Can you output the material exactly as written, minus any pictures it holds?

— START —

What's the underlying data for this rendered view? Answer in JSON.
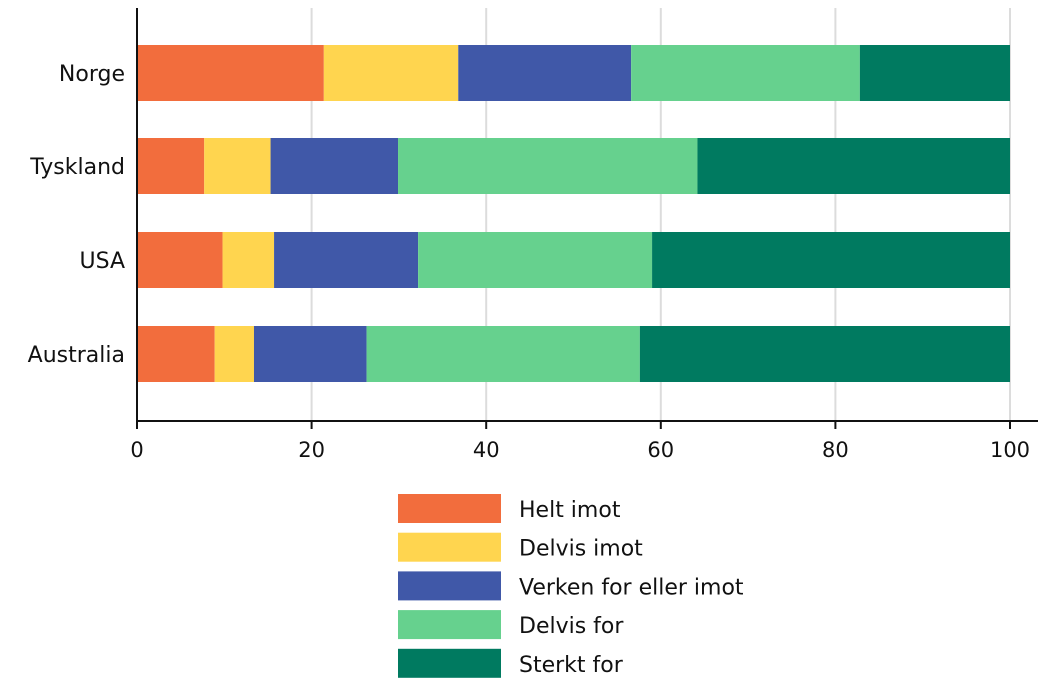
{
  "chart_data": {
    "type": "bar",
    "orientation": "horizontal",
    "stacked": true,
    "categories": [
      "Norge",
      "Tyskland",
      "USA",
      "Australia"
    ],
    "series": [
      {
        "name": "Helt imot",
        "color": "#F26D3D",
        "values": [
          21.4,
          7.7,
          9.8,
          8.9
        ]
      },
      {
        "name": "Delvis imot",
        "color": "#FFD54F",
        "values": [
          15.4,
          7.6,
          5.9,
          4.5
        ]
      },
      {
        "name": "Verken for eller imot",
        "color": "#4058A8",
        "values": [
          19.8,
          14.6,
          16.5,
          12.9
        ]
      },
      {
        "name": "Delvis for",
        "color": "#66D18E",
        "values": [
          26.2,
          34.3,
          26.8,
          31.3
        ]
      },
      {
        "name": "Sterkt for",
        "color": "#007A60",
        "values": [
          17.2,
          35.8,
          41.0,
          42.4
        ]
      }
    ],
    "xlim": [
      0,
      100
    ],
    "xticks": [
      "0",
      "20",
      "40",
      "60",
      "80",
      "100"
    ],
    "grid": true,
    "legend_position": "bottom"
  }
}
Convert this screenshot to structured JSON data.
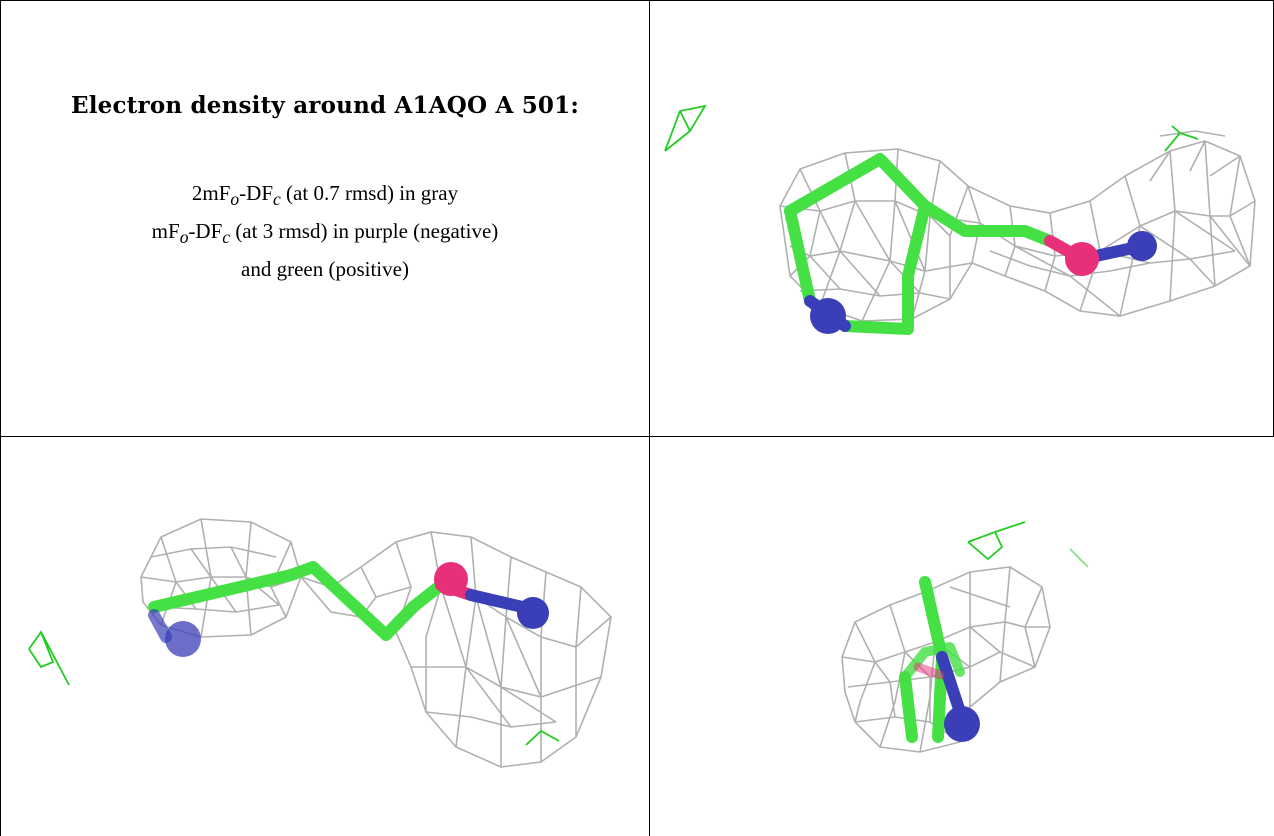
{
  "heading": "Electron density around A1AQO A 501:",
  "legend": {
    "line1": {
      "pre": "2mF",
      "sub1": "o",
      "mid": "-DF",
      "sub2": "c",
      "post": " (at 0.7 rmsd) in gray"
    },
    "line2": {
      "pre": "mF",
      "sub1": "o",
      "mid": "-DF",
      "sub2": "c",
      "post": " (at 3 rmsd) in purple (negative)"
    },
    "line3": "and green (positive)"
  },
  "colors": {
    "carbon": "#44e044",
    "nitrogen": "#3a3fb8",
    "other_atom": "#e8307a",
    "mesh": "#a8a8a8",
    "difference_positive": "#22cc22"
  },
  "panels": [
    {
      "id": "top-right",
      "view": "ligand with density mesh, view 1"
    },
    {
      "id": "bottom-left",
      "view": "ligand with density mesh, view 2"
    },
    {
      "id": "bottom-right",
      "view": "ligand with density mesh, view 3"
    }
  ]
}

— END —

Solution to the problem:
What's the underlying data for this rendered view? Answer in JSON.
{
  "chart_data": {
    "type": "bar",
    "orientation": "horizontal",
    "stacked": true,
    "categories": [
      "Norge",
      "Tyskland",
      "USA",
      "Australia"
    ],
    "series": [
      {
        "name": "Helt imot",
        "color": "#F26D3D",
        "values": [
          21.4,
          7.7,
          9.8,
          8.9
        ]
      },
      {
        "name": "Delvis imot",
        "color": "#FFD54F",
        "values": [
          15.4,
          7.6,
          5.9,
          4.5
        ]
      },
      {
        "name": "Verken for eller imot",
        "color": "#4058A8",
        "values": [
          19.8,
          14.6,
          16.5,
          12.9
        ]
      },
      {
        "name": "Delvis for",
        "color": "#66D18E",
        "values": [
          26.2,
          34.3,
          26.8,
          31.3
        ]
      },
      {
        "name": "Sterkt for",
        "color": "#007A60",
        "values": [
          17.2,
          35.8,
          41.0,
          42.4
        ]
      }
    ],
    "xlim": [
      0,
      100
    ],
    "xticks": [
      "0",
      "20",
      "40",
      "60",
      "80",
      "100"
    ],
    "grid": true,
    "legend_position": "bottom"
  }
}
Convert this screenshot to structured JSON data.
{
  "heading": "Electron density around A1AQO A 501:",
  "legend": {
    "line1": {
      "pre": "2mF",
      "sub1": "o",
      "mid": "-DF",
      "sub2": "c",
      "post": " (at 0.7 rmsd) in gray"
    },
    "line2": {
      "pre": "mF",
      "sub1": "o",
      "mid": "-DF",
      "sub2": "c",
      "post": " (at 3 rmsd) in purple (negative)"
    },
    "line3": "and green (positive)"
  },
  "colors": {
    "carbon": "#44e044",
    "nitrogen": "#3a3fb8",
    "other_atom": "#e8307a",
    "mesh": "#a8a8a8",
    "difference_positive": "#22cc22"
  },
  "panels": [
    {
      "id": "top-right",
      "view": "ligand with density mesh, view 1"
    },
    {
      "id": "bottom-left",
      "view": "ligand with density mesh, view 2"
    },
    {
      "id": "bottom-right",
      "view": "ligand with density mesh, view 3"
    }
  ]
}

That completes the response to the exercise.